On ne peut évoquer Ouro Preto sans rappeler Chico-Reye, la figure centrale de la mémoire noire de cette ville. Qui était Chico-Reye ?

Il s’agit de Galanga, le roi d’une tribu du Gabon et qui a été baptisé ici François. Il est le symbole de la victoire de la libération par le travail. C’est un symbole d’identité et d’estime de soi pour les Noirs d’ici. Galanga a inspiré des histoires, des croyances, des légendes. C’est un mythe de liberté constamment visité par les différentes générations. Il est le symbole de ceux qui achètent leur liberté (manumission) à force de travail. Il est aussi la référence de l’esclave libre qui a réussi à acheter la liberté de tant d’autres et de son peuple.

À part Chico-Reye, quelle autre figure ou quel fait historique marquant l’esclavage y a-t-il à Ouro Preto ?

Nous avons à Ouro Preto la figure d’Antonio Francisco Lisboa, ou Aleijadinho. Fils d’une femme noire asservie et d’un architecte portugais, il est devenu le plus grand représentant de l’école esthétique de construction et de sculpture au XVIIIe siècle, non seulement à Ouro Preto, mais aussi dans plusieurs villes du cycle de l’Or du Minas Gerais.

Existe-t-il aujourd’hui un lien symbolique entre Ouro Preto et le Gabon, le pays d’origine de Chico-Reye ?

Malheureusement, non. Il faut dire que pour les consulats africains, la référence de la représentation africaine était souvent Bahia ou la samba de Rio de Janeiro. Nous devons revoir cet endroit qui illustre l’importance et la force de l’Afro Minas Gerais, la force d’Ouro Preto, une ville qui au XVIIIe siècle était la plus peuplée d’Amérique, avec plus d’habitants que New York et où la majorité de la population était d’origine africaine.

Votre conseil municipal a-t-il tenté d’établir un jumelage avec une ville africaine, gabonaise par exemple ?

En vain, malgré quelques initiatives. Nous devons agir avec plus de diplomatie à cet égard. Nous avons bon espoir de pouvoir, avec le moment actuel que vit le pays, nourrir de telles ambitions. Il convient de rappeler qu’Ouro Preto est l’une des villes brésiliennes les plus touristiques et les plus marquées par l’esclavage.

Vous arrive-t-il de croiser des touristes africains dans vos rues et dans vos églises ?

Oui, cela m’arrive, mais moins que j’aurais aimé. Aujourd’hui, l’université de notre ville a des accords qui permettent aux étudiants africains de venir poursuivre leur cycle ici. Cela ne va pas manquer d’aider à mieux faire connaître la petite Afrique qu’est Ouro Preto.

Le Brésil et l’Afrique ont l’air de s’ignorer alors qu’ils sont voisins et que leur complémentarité économique saute aux yeux. Le Brésil, faut-il le rappeler, est le deuxième pays noir du monde (juste après le Nigeria). Comment l’homme politique que vous êtes peut-il corriger cet aberrant déficit diplomatique et commercial ?

DONNÉES EXTRAITES:

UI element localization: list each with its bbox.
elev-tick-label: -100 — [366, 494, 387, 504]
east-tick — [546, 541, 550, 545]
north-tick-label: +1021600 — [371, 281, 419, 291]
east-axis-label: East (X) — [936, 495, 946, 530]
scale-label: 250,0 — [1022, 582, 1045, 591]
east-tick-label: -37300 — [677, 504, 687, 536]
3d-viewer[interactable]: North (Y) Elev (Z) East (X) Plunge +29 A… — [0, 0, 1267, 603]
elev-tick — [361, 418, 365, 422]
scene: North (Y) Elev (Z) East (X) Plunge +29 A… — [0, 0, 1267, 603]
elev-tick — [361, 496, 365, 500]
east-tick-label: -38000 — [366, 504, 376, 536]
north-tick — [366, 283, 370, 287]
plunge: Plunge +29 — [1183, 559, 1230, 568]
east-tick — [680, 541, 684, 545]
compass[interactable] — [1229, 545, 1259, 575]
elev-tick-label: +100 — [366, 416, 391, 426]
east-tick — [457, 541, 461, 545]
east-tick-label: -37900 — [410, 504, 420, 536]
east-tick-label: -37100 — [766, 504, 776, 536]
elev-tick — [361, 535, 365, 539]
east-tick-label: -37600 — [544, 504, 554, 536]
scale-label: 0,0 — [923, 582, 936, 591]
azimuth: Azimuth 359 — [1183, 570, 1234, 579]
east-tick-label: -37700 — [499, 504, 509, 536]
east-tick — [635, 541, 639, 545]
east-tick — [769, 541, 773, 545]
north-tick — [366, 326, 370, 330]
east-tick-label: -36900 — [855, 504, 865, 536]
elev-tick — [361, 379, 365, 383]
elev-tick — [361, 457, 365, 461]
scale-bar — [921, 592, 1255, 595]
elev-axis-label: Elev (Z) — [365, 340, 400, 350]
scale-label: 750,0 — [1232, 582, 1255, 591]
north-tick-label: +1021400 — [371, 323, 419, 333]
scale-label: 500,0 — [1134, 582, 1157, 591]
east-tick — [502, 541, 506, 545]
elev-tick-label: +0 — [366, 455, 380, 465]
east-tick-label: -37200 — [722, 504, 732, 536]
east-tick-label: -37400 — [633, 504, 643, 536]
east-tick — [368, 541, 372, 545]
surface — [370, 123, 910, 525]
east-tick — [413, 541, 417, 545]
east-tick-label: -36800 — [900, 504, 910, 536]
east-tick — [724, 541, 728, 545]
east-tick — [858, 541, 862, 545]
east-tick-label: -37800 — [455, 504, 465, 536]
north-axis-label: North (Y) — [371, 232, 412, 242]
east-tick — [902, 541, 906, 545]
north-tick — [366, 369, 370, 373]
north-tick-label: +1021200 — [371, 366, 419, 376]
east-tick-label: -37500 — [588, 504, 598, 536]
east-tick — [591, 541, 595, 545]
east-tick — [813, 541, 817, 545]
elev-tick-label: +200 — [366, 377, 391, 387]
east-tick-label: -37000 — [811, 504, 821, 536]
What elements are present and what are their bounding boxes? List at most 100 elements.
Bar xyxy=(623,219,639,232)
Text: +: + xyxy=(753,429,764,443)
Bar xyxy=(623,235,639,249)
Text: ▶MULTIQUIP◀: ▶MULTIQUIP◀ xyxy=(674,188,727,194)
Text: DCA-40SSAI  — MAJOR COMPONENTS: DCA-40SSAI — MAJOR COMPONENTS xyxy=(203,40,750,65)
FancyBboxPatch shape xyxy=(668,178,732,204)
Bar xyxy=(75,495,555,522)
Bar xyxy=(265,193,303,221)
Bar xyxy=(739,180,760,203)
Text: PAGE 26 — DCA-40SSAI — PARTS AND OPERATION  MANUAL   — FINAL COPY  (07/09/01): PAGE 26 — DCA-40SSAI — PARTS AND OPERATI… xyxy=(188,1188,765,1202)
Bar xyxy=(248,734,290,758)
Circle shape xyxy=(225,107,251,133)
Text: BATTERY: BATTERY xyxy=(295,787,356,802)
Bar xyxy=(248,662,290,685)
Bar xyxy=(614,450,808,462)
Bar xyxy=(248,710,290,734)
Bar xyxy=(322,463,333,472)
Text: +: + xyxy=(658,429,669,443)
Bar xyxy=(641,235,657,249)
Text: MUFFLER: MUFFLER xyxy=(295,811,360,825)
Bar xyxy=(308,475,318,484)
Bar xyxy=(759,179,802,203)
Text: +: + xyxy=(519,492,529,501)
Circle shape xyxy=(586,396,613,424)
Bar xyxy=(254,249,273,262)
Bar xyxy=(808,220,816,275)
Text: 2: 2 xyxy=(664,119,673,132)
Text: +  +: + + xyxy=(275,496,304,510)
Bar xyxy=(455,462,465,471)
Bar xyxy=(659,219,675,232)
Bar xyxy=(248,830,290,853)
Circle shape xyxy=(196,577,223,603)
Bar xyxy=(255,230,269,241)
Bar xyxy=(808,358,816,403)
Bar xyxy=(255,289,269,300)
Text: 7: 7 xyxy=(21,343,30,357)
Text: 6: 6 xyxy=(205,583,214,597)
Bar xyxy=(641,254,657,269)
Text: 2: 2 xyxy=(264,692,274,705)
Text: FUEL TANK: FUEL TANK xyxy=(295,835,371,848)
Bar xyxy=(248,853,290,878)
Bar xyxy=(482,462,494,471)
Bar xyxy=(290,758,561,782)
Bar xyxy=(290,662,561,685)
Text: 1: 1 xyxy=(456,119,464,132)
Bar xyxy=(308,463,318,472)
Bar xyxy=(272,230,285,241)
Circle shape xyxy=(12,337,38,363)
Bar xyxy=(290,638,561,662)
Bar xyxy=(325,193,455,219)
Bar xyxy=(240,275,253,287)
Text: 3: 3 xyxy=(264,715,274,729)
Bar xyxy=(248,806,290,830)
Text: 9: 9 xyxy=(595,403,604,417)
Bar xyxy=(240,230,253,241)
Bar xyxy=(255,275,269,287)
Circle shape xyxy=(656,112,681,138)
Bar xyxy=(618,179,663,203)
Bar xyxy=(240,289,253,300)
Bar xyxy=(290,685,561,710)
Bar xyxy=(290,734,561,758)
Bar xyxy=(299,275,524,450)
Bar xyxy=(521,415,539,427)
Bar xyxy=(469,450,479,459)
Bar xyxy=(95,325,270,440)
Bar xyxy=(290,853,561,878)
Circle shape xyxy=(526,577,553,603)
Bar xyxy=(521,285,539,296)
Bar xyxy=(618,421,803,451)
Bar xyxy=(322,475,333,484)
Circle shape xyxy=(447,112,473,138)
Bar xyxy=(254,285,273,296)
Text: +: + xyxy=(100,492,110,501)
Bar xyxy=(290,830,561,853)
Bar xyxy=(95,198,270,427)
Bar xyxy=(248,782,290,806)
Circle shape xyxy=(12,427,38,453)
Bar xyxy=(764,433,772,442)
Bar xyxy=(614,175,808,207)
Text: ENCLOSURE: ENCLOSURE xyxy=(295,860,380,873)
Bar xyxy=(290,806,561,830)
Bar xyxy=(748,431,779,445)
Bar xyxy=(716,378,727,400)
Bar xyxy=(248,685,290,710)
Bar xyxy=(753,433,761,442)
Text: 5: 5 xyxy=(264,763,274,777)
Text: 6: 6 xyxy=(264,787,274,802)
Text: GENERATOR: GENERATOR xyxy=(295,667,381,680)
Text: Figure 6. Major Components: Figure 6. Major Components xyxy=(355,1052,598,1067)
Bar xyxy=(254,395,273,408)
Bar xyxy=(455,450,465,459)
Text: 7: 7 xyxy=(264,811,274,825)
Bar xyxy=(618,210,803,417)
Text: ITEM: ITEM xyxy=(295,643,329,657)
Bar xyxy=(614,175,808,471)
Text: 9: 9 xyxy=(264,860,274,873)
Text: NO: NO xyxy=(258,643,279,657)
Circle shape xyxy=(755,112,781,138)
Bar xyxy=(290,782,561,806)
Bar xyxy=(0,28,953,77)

CONSIGNE 1:
Répondez à ces questions d'après l'entretien sur Ouro Preto :
(a) Quel nom Galanga a-t-il reçu lors de son baptême ?
(b) De qui Aleijadinho était-il le fils ?
(c) Au XVIIIe siècle, Ouro Preto comptait plus d'habitants que quelle ville ?
CONSIGNE 2:
Traduisez en anglais cette phrase de l'entretien sur Ouro Preto : « Il convient de rappeler qu'Ouro Preto est l'une des villes brésiliennes les plus touristiques et les plus marquées par l'esclavage. »

RÉPONSE RÉDIGÉE 1:
(a) François.
(b) D'une femme noire asservie et d'un architecte portugais.
(c) New York.

RÉPONSE RÉDIGÉE 2:
It should be recalled that Ouro Preto is one of the most touristic Brazilian cities and one of those most marked by slavery.